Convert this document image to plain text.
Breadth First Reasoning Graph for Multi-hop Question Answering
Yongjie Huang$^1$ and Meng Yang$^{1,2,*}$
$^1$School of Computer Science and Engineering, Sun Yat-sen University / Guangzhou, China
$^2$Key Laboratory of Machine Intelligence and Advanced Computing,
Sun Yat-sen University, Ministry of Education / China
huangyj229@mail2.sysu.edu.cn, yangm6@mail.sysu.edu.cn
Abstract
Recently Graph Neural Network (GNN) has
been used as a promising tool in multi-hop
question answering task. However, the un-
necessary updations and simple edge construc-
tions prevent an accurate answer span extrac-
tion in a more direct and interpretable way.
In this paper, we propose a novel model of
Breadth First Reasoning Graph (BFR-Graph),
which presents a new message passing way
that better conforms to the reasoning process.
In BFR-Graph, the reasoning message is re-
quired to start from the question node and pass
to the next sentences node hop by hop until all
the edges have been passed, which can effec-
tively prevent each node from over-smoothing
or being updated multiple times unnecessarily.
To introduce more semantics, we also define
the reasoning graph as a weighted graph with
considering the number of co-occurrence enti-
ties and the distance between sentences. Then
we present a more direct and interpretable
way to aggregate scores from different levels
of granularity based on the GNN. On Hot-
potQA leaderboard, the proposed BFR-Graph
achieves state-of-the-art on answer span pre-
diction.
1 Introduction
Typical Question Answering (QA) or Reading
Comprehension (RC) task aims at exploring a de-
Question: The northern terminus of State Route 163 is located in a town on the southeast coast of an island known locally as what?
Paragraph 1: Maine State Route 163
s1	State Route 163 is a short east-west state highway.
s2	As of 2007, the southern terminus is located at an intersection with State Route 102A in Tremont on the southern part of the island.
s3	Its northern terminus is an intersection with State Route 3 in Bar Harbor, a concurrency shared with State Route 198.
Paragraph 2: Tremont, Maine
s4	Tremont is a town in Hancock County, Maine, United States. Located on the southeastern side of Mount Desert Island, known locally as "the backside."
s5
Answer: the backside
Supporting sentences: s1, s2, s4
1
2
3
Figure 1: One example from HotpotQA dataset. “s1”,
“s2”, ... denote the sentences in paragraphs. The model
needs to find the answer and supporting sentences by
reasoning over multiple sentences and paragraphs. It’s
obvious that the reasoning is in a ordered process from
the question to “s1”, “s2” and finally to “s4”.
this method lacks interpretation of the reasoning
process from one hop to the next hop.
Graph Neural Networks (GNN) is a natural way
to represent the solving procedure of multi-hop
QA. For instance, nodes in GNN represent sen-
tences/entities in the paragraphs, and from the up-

YOUR TASK: Give the entries again in full, exactly as they are written.

COMPLETE ANSWER:
Convert this document image to plain text.
Breadth First Reasoning Graph for Multi-hop Question Answering
Yongjie Huang$^1$ and Meng Yang$^{1,2,*}$
$^1$School of Computer Science and Engineering, Sun Yat-sen University / Guangzhou, China
$^2$Key Laboratory of Machine Intelligence and Advanced Computing,
Sun Yat-sen University, Ministry of Education / China
huangyj229@mail2.sysu.edu.cn, yangm6@mail.sysu.edu.cn
Abstract
Recently Graph Neural Network (GNN) has
been used as a promising tool in multi-hop
question answering task. However, the un-
necessary updations and simple edge construc-
tions prevent an accurate answer span extrac-
tion in a more direct and interpretable way.
In this paper, we propose a novel model of
Breadth First Reasoning Graph (BFR-Graph),
which presents a new message passing way
that better conforms to the reasoning process.
In BFR-Graph, the reasoning message is re-
quired to start from the question node and pass
to the next sentences node hop by hop until all
the edges have been passed, which can effec-
tively prevent each node from over-smoothing
or being updated multiple times unnecessarily.
To introduce more semantics, we also define
the reasoning graph as a weighted graph with
considering the number of co-occurrence enti-
ties and the distance between sentences. Then
we present a more direct and interpretable
way to aggregate scores from different levels
of granularity based on the GNN. On Hot-
potQA leaderboard, the proposed BFR-Graph
achieves state-of-the-art on answer span pre-
diction.
1 Introduction
Typical Question Answering (QA) or Reading
Comprehension (RC) task aims at exploring a de-
Question: The northern terminus of State Route 163 is located in a town on the southeast coast of an island known locally as what?
Paragraph 1: Maine State Route 163
s1	State Route 163 is a short east-west state highway.
s2	As of 2007, the southern terminus is located at an intersection with State Route 102A in Tremont on the southern part of the island.
s3	Its northern terminus is an intersection with State Route 3 in Bar Harbor, a concurrency shared with State Route 198.
Paragraph 2: Tremont, Maine
s4	Tremont is a town in Hancock County, Maine, United States. Located on the southeastern side of Mount Desert Island, known locally as "the backside."
s5
Answer: the backside
Supporting sentences: s1, s2, s4
1
2
3
Figure 1: One example from HotpotQA dataset. “s1”,
“s2”, ... denote the sentences in paragraphs. The model
needs to find the answer and supporting sentences by
reasoning over multiple sentences and paragraphs. It’s
obvious that the reasoning is in a ordered process from
the question to “s1”, “s2” and finally to “s4”.
this method lacks interpretation of the reasoning
process from one hop to the next hop.
Graph Neural Networks (GNN) is a natural way
to represent the solving procedure of multi-hop
QA. For instance, nodes in GNN represent sen-
tences/entities in the paragraphs, and from the up-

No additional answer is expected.